#### [WHAT YOU WILL DO]
Report only how many lines in the material contain "Mushroom".

☆ ☆ ☆

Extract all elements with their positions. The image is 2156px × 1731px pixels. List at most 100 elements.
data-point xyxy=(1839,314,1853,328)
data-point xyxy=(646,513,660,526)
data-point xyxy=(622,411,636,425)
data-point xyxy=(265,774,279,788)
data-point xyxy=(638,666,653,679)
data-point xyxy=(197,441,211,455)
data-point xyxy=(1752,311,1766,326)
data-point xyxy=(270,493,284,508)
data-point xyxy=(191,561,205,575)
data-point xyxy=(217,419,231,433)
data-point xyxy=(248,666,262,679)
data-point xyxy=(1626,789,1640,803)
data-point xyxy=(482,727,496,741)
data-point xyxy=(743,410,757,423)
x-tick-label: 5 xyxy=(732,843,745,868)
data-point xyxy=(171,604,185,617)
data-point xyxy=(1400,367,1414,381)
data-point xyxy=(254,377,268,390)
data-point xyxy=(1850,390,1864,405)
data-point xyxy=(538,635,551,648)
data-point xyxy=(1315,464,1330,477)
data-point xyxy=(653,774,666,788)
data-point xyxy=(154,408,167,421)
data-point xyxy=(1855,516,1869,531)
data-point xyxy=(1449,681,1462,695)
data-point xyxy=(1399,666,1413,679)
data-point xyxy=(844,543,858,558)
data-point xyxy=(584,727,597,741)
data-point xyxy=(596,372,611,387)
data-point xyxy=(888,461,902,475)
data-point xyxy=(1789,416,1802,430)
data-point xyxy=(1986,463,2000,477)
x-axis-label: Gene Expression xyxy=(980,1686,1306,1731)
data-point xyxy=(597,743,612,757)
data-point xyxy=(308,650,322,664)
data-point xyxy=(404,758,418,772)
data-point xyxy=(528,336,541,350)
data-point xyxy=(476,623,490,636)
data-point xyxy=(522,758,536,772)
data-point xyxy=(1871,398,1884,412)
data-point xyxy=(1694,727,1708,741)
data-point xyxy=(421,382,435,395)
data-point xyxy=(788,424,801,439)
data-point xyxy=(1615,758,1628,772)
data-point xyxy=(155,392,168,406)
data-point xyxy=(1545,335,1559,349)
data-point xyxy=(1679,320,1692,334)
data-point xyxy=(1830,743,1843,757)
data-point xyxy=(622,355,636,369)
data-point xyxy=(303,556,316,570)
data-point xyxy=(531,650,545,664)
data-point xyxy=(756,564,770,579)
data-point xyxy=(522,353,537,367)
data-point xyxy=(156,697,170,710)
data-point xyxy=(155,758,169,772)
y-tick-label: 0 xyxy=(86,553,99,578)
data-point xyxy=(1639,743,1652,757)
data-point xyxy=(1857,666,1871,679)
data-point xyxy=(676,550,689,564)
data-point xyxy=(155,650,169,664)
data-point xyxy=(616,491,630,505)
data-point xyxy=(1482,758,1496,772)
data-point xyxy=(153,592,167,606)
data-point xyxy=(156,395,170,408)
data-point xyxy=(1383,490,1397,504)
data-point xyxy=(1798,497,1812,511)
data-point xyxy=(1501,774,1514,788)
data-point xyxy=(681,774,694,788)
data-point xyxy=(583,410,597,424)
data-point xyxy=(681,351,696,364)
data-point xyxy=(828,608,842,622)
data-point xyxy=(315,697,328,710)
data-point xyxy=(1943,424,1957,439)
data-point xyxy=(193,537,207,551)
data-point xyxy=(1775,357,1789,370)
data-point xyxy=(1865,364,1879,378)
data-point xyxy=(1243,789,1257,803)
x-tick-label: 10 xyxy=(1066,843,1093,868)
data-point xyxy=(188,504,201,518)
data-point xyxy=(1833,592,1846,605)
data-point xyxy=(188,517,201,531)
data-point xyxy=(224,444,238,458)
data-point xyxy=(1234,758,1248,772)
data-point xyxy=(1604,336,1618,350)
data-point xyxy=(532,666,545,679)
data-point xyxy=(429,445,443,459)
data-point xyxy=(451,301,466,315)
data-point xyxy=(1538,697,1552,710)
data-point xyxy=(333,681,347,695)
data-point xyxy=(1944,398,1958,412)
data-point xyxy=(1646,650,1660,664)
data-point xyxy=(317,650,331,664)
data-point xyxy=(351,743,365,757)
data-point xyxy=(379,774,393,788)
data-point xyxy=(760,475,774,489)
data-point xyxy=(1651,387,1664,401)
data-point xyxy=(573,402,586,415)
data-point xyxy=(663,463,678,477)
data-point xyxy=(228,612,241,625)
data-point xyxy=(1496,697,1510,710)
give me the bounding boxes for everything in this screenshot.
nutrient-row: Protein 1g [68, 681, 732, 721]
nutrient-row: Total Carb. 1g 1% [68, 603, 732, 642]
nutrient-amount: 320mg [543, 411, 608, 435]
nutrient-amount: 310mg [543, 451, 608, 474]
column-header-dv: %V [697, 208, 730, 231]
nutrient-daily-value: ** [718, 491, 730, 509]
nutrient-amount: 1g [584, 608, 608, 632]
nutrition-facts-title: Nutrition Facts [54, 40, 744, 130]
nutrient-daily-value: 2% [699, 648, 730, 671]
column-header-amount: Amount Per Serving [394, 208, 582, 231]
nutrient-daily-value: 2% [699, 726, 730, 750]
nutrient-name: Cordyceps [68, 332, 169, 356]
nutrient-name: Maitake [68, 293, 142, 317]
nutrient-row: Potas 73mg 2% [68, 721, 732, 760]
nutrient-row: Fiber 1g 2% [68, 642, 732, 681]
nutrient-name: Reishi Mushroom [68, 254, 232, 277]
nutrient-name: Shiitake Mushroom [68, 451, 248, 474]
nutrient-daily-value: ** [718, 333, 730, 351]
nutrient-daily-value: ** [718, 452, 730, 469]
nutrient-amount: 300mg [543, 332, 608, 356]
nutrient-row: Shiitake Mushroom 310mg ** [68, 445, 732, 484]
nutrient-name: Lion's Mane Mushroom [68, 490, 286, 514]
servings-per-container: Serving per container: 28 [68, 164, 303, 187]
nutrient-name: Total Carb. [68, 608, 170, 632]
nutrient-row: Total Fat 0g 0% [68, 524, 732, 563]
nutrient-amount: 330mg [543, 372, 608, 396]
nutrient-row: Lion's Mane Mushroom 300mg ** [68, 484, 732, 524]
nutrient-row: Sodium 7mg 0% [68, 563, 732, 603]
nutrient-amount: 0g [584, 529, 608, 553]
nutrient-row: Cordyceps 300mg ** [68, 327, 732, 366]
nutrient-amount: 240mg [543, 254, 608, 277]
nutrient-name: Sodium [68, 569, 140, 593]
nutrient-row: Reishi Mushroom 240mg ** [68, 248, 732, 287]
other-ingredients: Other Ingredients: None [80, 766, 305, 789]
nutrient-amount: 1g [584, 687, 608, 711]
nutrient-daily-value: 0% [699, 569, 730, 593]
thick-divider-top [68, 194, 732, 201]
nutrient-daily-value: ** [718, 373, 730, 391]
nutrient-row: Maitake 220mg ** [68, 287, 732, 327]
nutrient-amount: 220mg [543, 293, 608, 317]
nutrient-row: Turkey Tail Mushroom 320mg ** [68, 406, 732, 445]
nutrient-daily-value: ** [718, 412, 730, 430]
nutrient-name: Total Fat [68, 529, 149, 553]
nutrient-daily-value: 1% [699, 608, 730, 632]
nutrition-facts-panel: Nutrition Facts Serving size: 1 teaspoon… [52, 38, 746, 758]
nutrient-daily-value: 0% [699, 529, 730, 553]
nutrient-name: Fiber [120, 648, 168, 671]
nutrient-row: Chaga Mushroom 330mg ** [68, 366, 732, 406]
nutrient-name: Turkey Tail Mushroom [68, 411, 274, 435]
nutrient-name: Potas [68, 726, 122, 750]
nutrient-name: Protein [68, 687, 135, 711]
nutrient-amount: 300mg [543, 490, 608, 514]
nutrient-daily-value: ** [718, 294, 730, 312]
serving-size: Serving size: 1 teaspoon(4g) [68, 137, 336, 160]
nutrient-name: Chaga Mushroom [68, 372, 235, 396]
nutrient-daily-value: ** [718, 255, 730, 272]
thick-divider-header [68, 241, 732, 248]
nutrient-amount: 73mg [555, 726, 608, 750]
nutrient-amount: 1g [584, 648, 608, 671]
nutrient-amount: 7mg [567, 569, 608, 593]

☆ ☆ ☆

#### [WRITTEN RESPONSE]
10